<<<<

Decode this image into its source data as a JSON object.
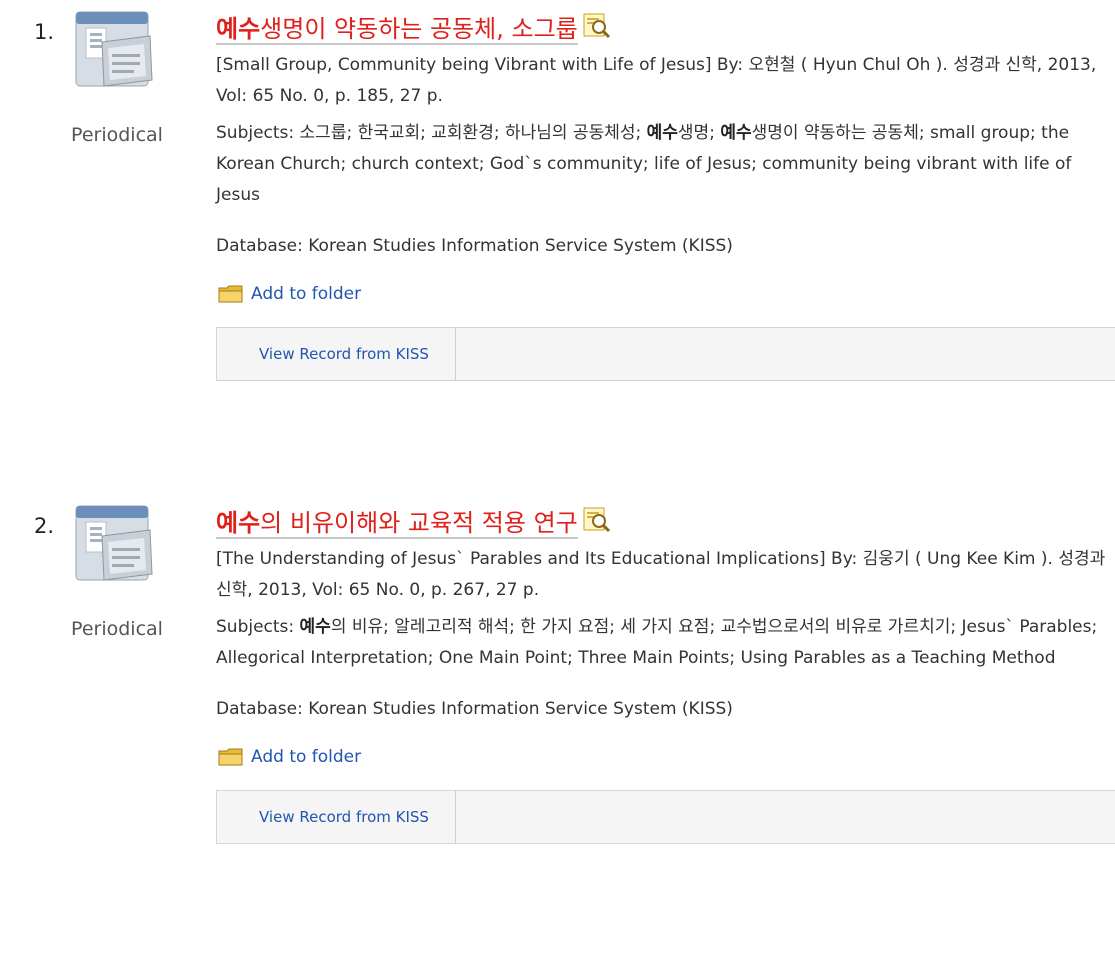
{
  "results": [
    {
      "number": "1.",
      "type": "Periodical",
      "title_highlight": "예수",
      "title_rest": "생명이 약동하는 공동체, 소그룹",
      "citation": "[Small Group, Community being Vibrant with Life of Jesus] By: 오현철 ( Hyun Chul Oh ). 성경과 신학, 2013, Vol: 65 No. 0, p. 185, 27 p.",
      "subjects_prefix": "Subjects: 소그룹; 한국교회; 교회환경; 하나님의 공동체성; ",
      "subjects_hl1": "예수",
      "subjects_mid": "생명; ",
      "subjects_hl2": "예수",
      "subjects_rest": "생명이 약동하는 공동체; small group; the Korean Church; church context; God`s community; life of Jesus; community being vibrant with life of Jesus",
      "database": "Database: Korean Studies Information Service System (KISS)",
      "add_to_folder": "Add to folder",
      "view_record": "View Record from KISS"
    },
    {
      "number": "2.",
      "type": "Periodical",
      "title_highlight": "예수",
      "title_rest": "의 비유이해와 교육적 적용 연구",
      "citation": "[The Understanding of Jesus` Parables and Its Educational Implications] By: 김웅기 ( Ung Kee Kim ). 성경과 신학, 2013, Vol: 65 No. 0, p. 267, 27 p.",
      "subjects_prefix": "Subjects: ",
      "subjects_hl1": "예수",
      "subjects_rest": "의 비유; 알레고리적 해석; 한 가지 요점; 세 가지 요점; 교수법으로서의 비유로 가르치기; Jesus` Parables; Allegorical Interpretation; One Main Point; Three Main Points; Using Parables as a Teaching Method",
      "database": "Database: Korean Studies Information Service System (KISS)",
      "add_to_folder": "Add to folder",
      "view_record": "View Record from KISS"
    }
  ],
  "icons": {
    "thumbnail": "periodical-icon",
    "preview": "magnifier-preview-icon",
    "folder": "folder-icon"
  },
  "colors": {
    "title": "#e0201b",
    "link": "#2154b3",
    "bar_bg": "#f5f5f5"
  }
}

>>>>

◆ Written exercise ◆
Leave the pictures out and print the records above exactly as they stand.

◆ Response to this task ◆
Decode this image into its source data as a JSON object.
{
  "results": [
    {
      "number": "1.",
      "type": "Periodical",
      "title_highlight": "예수",
      "title_rest": "생명이 약동하는 공동체, 소그룹",
      "citation": "[Small Group, Community being Vibrant with Life of Jesus] By: 오현철 ( Hyun Chul Oh ). 성경과 신학, 2013, Vol: 65 No. 0, p. 185, 27 p.",
      "subjects_prefix": "Subjects: 소그룹; 한국교회; 교회환경; 하나님의 공동체성; ",
      "subjects_hl1": "예수",
      "subjects_mid": "생명; ",
      "subjects_hl2": "예수",
      "subjects_rest": "생명이 약동하는 공동체; small group; the Korean Church; church context; God`s community; life of Jesus; community being vibrant with life of Jesus",
      "database": "Database: Korean Studies Information Service System (KISS)",
      "add_to_folder": "Add to folder",
      "view_record": "View Record from KISS"
    },
    {
      "number": "2.",
      "type": "Periodical",
      "title_highlight": "예수",
      "title_rest": "의 비유이해와 교육적 적용 연구",
      "citation": "[The Understanding of Jesus` Parables and Its Educational Implications] By: 김웅기 ( Ung Kee Kim ). 성경과 신학, 2013, Vol: 65 No. 0, p. 267, 27 p.",
      "subjects_prefix": "Subjects: ",
      "subjects_hl1": "예수",
      "subjects_rest": "의 비유; 알레고리적 해석; 한 가지 요점; 세 가지 요점; 교수법으로서의 비유로 가르치기; Jesus` Parables; Allegorical Interpretation; One Main Point; Three Main Points; Using Parables as a Teaching Method",
      "database": "Database: Korean Studies Information Service System (KISS)",
      "add_to_folder": "Add to folder",
      "view_record": "View Record from KISS"
    }
  ],
  "icons": {
    "thumbnail": "periodical-icon",
    "preview": "magnifier-preview-icon",
    "folder": "folder-icon"
  },
  "colors": {
    "title": "#e0201b",
    "link": "#2154b3",
    "bar_bg": "#f5f5f5"
  }
}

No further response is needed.